RECORDS FOR THIS TASK

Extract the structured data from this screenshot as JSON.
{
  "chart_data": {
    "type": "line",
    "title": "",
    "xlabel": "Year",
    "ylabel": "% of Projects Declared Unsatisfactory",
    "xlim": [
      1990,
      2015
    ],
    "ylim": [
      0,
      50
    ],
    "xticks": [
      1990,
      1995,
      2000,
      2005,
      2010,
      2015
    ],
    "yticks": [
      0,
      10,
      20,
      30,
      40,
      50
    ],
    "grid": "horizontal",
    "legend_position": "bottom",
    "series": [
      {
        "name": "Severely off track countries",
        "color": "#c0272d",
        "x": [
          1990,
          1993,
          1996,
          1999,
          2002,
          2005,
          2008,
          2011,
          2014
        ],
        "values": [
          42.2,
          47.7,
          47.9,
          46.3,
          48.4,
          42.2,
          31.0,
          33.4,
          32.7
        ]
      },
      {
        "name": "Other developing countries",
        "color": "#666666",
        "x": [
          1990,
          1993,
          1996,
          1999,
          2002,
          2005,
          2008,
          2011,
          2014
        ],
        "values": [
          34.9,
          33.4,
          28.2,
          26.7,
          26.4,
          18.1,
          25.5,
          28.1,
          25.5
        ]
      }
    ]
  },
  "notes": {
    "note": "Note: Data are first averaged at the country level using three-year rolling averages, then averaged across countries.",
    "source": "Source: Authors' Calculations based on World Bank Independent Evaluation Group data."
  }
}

BRIEF
Locate the word "name" in the entries, and copy every line where it is found.

OUTPUT FOR THIS TASK
        "name": "Severely off track countries",
        "name": "Other developing countries",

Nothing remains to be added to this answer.